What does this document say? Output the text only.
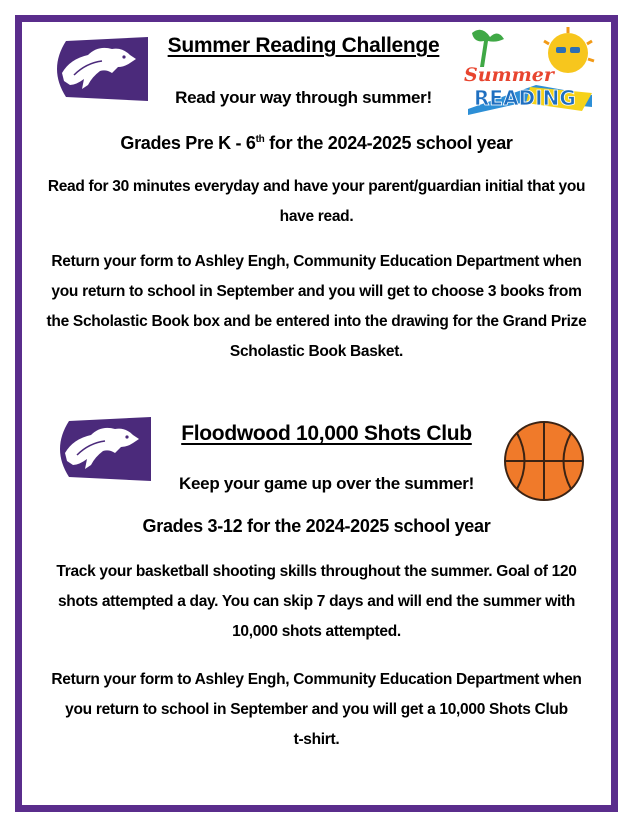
Summer Reading Challenge
Read your way through summer!
Summer
READING
Grades Pre K - 6th for the 2024-2025 school year
Read for 30 minutes everyday and have your parent/guardian initial that you
have read.
Return your form to Ashley Engh, Community Education Department when
you return to school in September and you will get to choose 3 books from
the Scholastic Book box and be entered into the drawing for the Grand Prize
Scholastic Book Basket.
Floodwood 10,000 Shots Club
Keep your game up over the summer!
Grades 3-12 for the 2024-2025 school year
Track your basketball shooting skills throughout the summer. Goal of 120
shots attempted a day. You can skip 7 days and will end the summer with
10,000 shots attempted.
Return your form to Ashley Engh, Community Education Department when
you return to school in September and you will get a 10,000 Shots Club
t-shirt.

--- --- ---

What to do — Exactly reproduce the entries above, minus the pictures.

Answer to the task —
What does this document say? Output the text only.
Summer Reading Challenge
Read your way through summer!
Summer
READING
Grades Pre K - 6th for the 2024-2025 school year
Read for 30 minutes everyday and have your parent/guardian initial that you
have read.
Return your form to Ashley Engh, Community Education Department when
you return to school in September and you will get to choose 3 books from
the Scholastic Book box and be entered into the drawing for the Grand Prize
Scholastic Book Basket.
Floodwood 10,000 Shots Club
Keep your game up over the summer!
Grades 3-12 for the 2024-2025 school year
Track your basketball shooting skills throughout the summer. Goal of 120
shots attempted a day. You can skip 7 days and will end the summer with
10,000 shots attempted.
Return your form to Ashley Engh, Community Education Department when
you return to school in September and you will get a 10,000 Shots Club
t-shirt.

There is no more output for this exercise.